Goal :: Take every line where the string "have" appears and copy it.

# # #

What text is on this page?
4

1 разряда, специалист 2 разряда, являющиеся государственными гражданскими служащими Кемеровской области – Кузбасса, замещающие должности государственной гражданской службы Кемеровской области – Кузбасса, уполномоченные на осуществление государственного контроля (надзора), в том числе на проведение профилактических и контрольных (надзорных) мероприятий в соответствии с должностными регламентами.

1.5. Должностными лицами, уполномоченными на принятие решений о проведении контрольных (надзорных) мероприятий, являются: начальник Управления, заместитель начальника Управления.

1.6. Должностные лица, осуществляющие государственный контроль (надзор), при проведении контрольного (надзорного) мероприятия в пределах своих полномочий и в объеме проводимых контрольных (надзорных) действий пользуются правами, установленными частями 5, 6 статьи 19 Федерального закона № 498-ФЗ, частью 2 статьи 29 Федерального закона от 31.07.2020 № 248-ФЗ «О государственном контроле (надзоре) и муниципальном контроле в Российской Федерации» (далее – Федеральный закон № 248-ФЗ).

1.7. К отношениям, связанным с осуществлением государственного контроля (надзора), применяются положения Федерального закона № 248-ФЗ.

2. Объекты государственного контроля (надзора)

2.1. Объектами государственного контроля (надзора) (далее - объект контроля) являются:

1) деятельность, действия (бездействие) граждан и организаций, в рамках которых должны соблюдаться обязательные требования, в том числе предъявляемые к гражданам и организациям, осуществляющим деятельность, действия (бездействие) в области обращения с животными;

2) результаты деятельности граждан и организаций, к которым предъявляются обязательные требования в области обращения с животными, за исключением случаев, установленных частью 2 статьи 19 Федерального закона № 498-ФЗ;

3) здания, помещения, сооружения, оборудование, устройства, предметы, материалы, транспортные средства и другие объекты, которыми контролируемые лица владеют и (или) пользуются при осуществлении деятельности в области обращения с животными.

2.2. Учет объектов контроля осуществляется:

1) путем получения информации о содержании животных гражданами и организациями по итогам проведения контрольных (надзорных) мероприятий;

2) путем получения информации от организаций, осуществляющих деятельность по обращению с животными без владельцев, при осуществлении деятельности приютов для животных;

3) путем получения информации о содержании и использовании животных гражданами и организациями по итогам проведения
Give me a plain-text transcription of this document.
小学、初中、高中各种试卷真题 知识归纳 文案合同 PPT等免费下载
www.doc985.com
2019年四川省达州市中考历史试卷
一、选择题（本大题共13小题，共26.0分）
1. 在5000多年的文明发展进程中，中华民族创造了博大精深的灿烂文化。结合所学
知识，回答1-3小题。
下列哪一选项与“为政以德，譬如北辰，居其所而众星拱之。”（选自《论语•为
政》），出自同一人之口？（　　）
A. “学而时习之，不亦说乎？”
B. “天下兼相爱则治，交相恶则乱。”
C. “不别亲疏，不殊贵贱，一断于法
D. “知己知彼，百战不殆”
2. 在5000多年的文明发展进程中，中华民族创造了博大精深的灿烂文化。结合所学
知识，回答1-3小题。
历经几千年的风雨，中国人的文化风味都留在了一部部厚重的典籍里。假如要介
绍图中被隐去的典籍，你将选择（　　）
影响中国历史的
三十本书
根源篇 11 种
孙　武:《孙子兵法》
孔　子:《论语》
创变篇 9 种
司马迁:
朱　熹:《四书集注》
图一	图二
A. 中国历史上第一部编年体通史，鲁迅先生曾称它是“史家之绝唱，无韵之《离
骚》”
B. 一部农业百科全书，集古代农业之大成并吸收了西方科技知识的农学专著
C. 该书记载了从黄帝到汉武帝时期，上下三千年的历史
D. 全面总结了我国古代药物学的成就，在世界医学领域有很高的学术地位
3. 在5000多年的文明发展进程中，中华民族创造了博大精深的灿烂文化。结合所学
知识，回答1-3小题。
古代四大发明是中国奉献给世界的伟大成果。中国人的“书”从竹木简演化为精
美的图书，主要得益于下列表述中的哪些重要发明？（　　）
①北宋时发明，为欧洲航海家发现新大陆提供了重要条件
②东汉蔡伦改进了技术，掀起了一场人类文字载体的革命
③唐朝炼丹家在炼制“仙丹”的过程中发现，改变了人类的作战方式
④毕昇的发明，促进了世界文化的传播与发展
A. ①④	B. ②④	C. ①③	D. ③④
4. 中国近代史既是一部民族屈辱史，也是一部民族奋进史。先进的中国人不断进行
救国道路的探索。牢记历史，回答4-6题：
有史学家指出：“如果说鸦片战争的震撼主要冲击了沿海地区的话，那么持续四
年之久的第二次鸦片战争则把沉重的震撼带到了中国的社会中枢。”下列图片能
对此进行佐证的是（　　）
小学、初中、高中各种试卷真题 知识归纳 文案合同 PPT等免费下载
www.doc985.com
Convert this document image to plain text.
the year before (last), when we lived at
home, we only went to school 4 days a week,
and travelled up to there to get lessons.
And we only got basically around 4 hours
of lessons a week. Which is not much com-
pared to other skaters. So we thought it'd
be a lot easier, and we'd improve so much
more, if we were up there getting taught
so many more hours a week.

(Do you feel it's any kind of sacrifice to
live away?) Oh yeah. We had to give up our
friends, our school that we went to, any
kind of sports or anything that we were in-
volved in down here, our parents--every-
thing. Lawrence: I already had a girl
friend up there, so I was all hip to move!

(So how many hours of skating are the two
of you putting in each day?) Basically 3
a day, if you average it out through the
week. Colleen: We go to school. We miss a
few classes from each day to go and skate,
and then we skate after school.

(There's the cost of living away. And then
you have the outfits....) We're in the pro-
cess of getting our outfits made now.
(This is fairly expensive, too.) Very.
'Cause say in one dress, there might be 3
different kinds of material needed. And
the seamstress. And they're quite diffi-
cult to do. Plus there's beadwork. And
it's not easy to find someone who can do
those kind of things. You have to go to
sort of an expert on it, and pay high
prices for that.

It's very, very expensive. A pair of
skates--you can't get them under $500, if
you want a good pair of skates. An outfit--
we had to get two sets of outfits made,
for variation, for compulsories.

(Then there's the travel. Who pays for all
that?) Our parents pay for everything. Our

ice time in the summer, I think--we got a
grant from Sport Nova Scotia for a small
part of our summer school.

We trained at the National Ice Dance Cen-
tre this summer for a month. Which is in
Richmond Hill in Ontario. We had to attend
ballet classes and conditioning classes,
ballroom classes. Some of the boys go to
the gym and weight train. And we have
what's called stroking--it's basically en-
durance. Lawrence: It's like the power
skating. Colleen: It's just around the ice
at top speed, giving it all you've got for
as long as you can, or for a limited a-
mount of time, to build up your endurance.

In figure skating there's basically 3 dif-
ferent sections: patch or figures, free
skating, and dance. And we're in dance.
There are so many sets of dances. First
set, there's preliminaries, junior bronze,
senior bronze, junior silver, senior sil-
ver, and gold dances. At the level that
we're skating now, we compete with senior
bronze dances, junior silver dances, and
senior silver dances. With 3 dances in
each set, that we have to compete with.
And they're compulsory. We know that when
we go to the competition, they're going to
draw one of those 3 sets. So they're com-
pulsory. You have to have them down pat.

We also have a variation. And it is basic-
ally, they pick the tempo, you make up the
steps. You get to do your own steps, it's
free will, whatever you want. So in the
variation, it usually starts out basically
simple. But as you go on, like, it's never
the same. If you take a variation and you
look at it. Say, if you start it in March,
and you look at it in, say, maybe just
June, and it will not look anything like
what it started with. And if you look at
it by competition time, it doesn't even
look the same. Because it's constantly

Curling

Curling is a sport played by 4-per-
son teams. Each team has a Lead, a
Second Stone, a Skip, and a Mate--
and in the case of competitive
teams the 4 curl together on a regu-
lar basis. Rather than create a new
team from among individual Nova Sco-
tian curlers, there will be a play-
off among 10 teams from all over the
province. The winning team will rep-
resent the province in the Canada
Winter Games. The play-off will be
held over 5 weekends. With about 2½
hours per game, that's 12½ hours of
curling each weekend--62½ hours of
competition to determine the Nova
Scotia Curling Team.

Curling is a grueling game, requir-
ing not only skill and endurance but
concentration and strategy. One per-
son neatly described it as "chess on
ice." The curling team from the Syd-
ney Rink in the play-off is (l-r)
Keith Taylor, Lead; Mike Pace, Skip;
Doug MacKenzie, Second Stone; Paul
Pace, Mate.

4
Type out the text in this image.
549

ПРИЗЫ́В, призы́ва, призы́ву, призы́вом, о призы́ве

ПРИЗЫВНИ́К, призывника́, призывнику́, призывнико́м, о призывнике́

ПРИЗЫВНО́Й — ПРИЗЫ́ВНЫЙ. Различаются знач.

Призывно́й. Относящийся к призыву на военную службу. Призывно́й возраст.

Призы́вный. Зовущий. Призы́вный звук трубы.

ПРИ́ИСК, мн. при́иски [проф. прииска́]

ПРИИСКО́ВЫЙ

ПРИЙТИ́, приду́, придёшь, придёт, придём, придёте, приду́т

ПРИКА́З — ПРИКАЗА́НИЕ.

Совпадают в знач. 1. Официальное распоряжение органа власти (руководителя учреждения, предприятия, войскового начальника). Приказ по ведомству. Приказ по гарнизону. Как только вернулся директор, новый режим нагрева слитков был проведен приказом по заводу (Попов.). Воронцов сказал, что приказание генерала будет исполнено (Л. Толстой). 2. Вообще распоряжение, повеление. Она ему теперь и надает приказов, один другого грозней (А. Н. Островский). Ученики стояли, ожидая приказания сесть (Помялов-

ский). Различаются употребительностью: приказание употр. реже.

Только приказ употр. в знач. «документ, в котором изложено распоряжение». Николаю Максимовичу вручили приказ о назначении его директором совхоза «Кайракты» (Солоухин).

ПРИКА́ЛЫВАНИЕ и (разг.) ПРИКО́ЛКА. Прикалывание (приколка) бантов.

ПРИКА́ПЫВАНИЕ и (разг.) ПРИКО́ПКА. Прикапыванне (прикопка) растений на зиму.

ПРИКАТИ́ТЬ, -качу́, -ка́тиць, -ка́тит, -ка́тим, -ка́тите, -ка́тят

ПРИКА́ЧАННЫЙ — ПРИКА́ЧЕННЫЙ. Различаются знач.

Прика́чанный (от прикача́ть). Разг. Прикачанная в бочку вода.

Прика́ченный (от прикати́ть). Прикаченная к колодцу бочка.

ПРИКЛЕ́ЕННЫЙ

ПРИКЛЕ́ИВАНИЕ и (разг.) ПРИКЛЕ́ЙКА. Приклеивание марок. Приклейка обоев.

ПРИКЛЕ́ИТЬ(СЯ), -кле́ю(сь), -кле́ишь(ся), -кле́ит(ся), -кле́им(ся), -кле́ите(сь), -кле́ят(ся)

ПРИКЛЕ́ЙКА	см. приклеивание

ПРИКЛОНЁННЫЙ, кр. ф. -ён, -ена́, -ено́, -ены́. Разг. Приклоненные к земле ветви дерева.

# # #

Solution for this exercise ::
you have the outfits....) We're in the pro-
those kind of things. You have to go to
the gym and weight train. And we have
each set, that we have to compete with.
pulsory. You have to have them down pat.
We also have a variation. And it is basic-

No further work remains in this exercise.